Stored dataset items:
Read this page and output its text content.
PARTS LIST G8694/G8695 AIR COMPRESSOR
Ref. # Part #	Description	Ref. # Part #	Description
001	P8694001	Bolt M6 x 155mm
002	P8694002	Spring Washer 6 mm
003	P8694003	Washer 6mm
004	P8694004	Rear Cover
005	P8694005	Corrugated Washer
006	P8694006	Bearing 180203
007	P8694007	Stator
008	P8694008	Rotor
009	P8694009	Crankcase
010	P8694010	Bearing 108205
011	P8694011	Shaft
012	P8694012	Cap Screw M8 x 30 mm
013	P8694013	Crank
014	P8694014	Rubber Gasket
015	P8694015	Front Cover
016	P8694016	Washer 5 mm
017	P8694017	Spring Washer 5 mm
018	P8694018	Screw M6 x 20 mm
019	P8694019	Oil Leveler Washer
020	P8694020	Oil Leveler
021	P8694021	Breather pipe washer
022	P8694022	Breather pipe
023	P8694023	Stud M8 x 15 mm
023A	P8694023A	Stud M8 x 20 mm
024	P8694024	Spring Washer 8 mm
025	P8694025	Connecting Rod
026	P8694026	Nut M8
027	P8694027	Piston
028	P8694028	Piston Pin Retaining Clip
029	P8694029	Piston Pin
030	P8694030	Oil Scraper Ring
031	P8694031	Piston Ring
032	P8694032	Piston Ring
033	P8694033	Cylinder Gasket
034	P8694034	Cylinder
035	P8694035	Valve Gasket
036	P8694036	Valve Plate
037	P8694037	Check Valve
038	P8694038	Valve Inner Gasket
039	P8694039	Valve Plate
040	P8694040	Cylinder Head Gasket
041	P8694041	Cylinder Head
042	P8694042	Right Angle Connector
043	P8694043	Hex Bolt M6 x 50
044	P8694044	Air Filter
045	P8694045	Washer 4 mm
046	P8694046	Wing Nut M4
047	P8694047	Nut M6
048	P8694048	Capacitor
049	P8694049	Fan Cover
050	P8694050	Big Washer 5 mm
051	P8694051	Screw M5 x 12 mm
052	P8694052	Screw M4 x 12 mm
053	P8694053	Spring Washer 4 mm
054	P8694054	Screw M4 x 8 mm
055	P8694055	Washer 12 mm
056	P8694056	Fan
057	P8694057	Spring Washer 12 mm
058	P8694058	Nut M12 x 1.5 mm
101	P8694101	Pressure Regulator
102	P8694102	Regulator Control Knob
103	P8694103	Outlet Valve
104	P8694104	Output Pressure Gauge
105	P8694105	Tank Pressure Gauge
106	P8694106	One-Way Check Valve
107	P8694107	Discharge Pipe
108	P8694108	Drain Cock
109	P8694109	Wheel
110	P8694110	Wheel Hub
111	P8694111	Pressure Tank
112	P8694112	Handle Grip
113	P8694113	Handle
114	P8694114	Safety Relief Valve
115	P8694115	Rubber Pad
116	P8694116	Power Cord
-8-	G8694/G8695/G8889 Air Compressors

THE TASK: Copy every line exactly. Leave nothing out.

EXPECTED ANSWER:
Read this page and output its text content.
PARTS LIST G8694/G8695 AIR COMPRESSOR
Ref. # Part #	Description	Ref. # Part #	Description
001	P8694001	Bolt M6 x 155mm
002	P8694002	Spring Washer 6 mm
003	P8694003	Washer 6mm
004	P8694004	Rear Cover
005	P8694005	Corrugated Washer
006	P8694006	Bearing 180203
007	P8694007	Stator
008	P8694008	Rotor
009	P8694009	Crankcase
010	P8694010	Bearing 108205
011	P8694011	Shaft
012	P8694012	Cap Screw M8 x 30 mm
013	P8694013	Crank
014	P8694014	Rubber Gasket
015	P8694015	Front Cover
016	P8694016	Washer 5 mm
017	P8694017	Spring Washer 5 mm
018	P8694018	Screw M6 x 20 mm
019	P8694019	Oil Leveler Washer
020	P8694020	Oil Leveler
021	P8694021	Breather pipe washer
022	P8694022	Breather pipe
023	P8694023	Stud M8 x 15 mm
023A	P8694023A	Stud M8 x 20 mm
024	P8694024	Spring Washer 8 mm
025	P8694025	Connecting Rod
026	P8694026	Nut M8
027	P8694027	Piston
028	P8694028	Piston Pin Retaining Clip
029	P8694029	Piston Pin
030	P8694030	Oil Scraper Ring
031	P8694031	Piston Ring
032	P8694032	Piston Ring
033	P8694033	Cylinder Gasket
034	P8694034	Cylinder
035	P8694035	Valve Gasket
036	P8694036	Valve Plate
037	P8694037	Check Valve
038	P8694038	Valve Inner Gasket
039	P8694039	Valve Plate
040	P8694040	Cylinder Head Gasket
041	P8694041	Cylinder Head
042	P8694042	Right Angle Connector
043	P8694043	Hex Bolt M6 x 50
044	P8694044	Air Filter
045	P8694045	Washer 4 mm
046	P8694046	Wing Nut M4
047	P8694047	Nut M6
048	P8694048	Capacitor
049	P8694049	Fan Cover
050	P8694050	Big Washer 5 mm
051	P8694051	Screw M5 x 12 mm
052	P8694052	Screw M4 x 12 mm
053	P8694053	Spring Washer 4 mm
054	P8694054	Screw M4 x 8 mm
055	P8694055	Washer 12 mm
056	P8694056	Fan
057	P8694057	Spring Washer 12 mm
058	P8694058	Nut M12 x 1.5 mm
101	P8694101	Pressure Regulator
102	P8694102	Regulator Control Knob
103	P8694103	Outlet Valve
104	P8694104	Output Pressure Gauge
105	P8694105	Tank Pressure Gauge
106	P8694106	One-Way Check Valve
107	P8694107	Discharge Pipe
108	P8694108	Drain Cock
109	P8694109	Wheel
110	P8694110	Wheel Hub
111	P8694111	Pressure Tank
112	P8694112	Handle Grip
113	P8694113	Handle
114	P8694114	Safety Relief Valve
115	P8694115	Rubber Pad
116	P8694116	Power Cord
-8-	G8694/G8695/G8889 Air Compressors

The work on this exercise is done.